_What this task involves_
Pick out each line with the word "people" from the material that follows.

_Exercise data_
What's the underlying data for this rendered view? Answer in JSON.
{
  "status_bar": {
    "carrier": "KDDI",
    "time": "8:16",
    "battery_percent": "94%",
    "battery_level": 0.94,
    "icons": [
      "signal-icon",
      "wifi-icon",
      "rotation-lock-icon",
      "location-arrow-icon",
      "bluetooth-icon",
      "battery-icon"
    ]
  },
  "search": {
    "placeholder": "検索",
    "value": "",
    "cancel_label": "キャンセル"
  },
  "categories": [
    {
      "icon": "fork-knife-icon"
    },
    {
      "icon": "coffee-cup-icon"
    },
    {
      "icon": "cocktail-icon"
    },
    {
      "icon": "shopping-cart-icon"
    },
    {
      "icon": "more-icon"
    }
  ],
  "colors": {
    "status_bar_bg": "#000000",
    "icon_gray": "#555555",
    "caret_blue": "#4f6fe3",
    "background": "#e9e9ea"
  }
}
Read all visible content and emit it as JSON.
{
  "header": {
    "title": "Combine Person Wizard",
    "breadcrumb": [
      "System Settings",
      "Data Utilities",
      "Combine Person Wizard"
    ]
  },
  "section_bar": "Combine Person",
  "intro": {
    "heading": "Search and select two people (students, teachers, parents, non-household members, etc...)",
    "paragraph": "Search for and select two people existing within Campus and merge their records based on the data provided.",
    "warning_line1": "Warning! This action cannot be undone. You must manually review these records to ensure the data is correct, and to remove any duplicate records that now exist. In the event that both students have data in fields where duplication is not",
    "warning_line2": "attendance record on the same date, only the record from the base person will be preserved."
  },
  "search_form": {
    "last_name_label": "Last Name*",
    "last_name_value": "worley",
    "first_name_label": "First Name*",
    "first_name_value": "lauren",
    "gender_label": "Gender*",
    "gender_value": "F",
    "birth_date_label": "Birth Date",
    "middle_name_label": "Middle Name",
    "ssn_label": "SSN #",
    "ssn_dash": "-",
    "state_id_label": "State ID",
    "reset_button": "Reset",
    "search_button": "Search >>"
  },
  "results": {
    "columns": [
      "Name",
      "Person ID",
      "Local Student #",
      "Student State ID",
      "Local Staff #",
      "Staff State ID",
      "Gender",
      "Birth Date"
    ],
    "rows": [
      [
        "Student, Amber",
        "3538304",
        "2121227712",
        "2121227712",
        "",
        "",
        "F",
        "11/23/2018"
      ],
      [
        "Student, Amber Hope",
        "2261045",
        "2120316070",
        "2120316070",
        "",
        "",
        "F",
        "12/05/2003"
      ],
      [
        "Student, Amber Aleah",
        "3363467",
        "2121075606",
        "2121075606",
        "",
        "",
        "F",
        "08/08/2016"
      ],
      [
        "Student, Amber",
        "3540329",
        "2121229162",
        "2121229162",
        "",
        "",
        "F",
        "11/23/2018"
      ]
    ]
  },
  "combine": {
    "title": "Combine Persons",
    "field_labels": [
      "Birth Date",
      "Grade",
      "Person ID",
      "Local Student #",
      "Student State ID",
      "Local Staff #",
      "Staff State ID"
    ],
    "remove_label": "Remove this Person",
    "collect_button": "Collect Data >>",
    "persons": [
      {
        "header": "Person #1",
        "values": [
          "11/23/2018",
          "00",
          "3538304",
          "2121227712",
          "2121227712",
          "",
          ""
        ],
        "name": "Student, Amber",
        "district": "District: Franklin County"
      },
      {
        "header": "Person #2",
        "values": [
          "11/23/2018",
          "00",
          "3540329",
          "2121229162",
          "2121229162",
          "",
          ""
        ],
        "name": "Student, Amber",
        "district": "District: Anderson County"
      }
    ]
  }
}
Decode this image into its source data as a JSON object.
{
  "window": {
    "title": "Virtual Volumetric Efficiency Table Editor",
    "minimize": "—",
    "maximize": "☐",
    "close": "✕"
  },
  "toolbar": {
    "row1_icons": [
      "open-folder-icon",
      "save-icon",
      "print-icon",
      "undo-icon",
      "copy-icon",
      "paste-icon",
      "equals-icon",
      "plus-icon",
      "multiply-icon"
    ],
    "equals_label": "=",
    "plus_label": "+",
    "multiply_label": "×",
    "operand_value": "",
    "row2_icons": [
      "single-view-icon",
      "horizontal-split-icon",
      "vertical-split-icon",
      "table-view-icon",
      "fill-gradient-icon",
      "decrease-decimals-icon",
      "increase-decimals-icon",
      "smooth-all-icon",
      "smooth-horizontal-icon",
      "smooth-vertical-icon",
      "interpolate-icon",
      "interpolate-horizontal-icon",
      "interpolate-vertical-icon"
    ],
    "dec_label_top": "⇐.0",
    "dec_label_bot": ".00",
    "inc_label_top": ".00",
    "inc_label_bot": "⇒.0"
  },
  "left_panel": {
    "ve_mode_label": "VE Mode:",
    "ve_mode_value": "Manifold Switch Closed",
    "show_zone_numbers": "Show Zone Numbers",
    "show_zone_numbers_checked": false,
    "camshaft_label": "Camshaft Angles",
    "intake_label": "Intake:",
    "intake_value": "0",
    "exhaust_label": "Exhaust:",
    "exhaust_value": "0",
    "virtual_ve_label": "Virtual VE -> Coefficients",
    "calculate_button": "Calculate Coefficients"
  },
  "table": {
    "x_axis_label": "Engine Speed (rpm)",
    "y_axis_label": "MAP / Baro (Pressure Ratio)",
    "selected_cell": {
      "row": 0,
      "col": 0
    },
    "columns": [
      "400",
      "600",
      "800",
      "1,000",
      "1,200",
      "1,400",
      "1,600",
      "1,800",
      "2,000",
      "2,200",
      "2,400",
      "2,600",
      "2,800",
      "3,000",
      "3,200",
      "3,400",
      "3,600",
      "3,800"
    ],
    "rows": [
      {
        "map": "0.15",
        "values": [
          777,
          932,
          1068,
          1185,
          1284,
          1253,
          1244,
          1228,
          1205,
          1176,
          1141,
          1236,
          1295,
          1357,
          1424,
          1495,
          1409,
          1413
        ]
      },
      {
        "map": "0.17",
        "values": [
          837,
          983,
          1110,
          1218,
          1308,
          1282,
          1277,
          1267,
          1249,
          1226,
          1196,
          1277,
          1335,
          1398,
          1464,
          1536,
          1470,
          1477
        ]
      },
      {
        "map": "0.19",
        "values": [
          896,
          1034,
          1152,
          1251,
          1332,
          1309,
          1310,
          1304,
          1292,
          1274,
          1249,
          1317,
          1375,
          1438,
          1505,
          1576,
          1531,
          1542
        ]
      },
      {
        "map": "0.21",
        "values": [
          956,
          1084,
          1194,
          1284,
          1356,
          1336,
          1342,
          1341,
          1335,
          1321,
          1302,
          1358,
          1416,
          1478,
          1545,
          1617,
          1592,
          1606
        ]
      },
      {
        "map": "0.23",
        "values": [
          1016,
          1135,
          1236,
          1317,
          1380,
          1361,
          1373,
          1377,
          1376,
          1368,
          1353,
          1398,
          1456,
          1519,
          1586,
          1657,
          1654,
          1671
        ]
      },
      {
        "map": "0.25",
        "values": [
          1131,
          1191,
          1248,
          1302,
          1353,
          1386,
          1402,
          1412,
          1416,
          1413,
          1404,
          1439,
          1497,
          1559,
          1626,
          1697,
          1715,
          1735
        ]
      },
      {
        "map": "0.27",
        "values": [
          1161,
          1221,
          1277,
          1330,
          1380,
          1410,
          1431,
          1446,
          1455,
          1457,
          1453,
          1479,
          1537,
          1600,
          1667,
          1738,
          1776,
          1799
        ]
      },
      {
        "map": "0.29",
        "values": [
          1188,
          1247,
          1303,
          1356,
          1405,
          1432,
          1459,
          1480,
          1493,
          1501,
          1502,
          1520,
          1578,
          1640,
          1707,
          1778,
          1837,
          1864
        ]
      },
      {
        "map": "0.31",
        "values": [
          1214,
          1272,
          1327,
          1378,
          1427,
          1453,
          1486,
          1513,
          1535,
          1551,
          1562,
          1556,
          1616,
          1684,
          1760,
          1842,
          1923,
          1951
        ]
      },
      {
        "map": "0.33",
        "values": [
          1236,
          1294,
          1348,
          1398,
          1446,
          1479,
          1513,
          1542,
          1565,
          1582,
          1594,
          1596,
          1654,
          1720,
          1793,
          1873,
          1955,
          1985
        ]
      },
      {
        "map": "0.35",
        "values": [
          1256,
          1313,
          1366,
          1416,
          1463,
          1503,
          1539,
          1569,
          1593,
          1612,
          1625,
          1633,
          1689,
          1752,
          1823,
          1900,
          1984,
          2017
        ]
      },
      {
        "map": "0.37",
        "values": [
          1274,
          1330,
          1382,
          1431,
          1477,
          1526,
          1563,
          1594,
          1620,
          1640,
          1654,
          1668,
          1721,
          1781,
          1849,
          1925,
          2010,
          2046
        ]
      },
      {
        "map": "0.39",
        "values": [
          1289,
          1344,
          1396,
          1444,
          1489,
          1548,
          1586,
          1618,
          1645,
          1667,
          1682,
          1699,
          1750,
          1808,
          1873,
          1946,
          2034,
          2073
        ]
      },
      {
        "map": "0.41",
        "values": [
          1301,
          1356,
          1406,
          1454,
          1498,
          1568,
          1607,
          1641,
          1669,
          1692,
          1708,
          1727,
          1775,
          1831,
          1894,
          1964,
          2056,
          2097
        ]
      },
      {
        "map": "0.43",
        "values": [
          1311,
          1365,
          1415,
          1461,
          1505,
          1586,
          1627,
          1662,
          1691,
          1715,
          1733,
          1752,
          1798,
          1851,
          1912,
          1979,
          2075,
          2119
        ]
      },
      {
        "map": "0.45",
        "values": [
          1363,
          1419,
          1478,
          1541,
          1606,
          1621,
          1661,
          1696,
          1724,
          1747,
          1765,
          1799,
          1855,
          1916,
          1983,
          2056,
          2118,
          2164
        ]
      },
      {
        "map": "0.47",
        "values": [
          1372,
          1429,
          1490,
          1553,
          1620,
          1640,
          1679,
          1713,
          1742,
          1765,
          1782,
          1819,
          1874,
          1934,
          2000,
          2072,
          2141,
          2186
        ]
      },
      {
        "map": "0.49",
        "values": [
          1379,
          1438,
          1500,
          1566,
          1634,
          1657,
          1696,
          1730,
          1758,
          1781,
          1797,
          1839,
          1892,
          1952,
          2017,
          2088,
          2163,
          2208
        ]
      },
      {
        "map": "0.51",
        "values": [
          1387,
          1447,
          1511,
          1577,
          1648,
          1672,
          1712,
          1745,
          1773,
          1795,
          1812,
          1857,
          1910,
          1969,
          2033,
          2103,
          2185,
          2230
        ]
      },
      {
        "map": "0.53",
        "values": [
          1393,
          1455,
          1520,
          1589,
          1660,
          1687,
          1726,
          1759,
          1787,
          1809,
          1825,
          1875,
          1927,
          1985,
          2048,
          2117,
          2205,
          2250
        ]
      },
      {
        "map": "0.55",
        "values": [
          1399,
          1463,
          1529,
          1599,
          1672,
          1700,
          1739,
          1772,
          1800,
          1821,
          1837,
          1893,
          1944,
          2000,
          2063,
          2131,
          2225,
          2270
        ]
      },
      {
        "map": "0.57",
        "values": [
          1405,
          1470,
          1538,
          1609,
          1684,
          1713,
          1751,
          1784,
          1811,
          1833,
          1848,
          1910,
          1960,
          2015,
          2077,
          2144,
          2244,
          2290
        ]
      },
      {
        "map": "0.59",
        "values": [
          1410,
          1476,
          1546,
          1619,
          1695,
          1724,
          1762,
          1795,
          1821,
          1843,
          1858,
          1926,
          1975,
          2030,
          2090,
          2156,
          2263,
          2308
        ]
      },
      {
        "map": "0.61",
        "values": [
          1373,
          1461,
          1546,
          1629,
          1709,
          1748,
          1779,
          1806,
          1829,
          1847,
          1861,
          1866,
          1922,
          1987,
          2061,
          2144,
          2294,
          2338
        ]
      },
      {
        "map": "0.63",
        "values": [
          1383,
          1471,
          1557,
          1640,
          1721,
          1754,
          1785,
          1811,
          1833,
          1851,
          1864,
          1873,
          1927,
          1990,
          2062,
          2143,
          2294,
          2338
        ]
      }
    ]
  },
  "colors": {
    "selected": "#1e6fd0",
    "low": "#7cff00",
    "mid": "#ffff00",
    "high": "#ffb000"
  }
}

_Reply_
    "heading": "Search and select two people (students, teachers, parents, non-household members, etc...)",
    "paragraph": "Search for and select two people existing within Campus and merge their records based on the data provided.",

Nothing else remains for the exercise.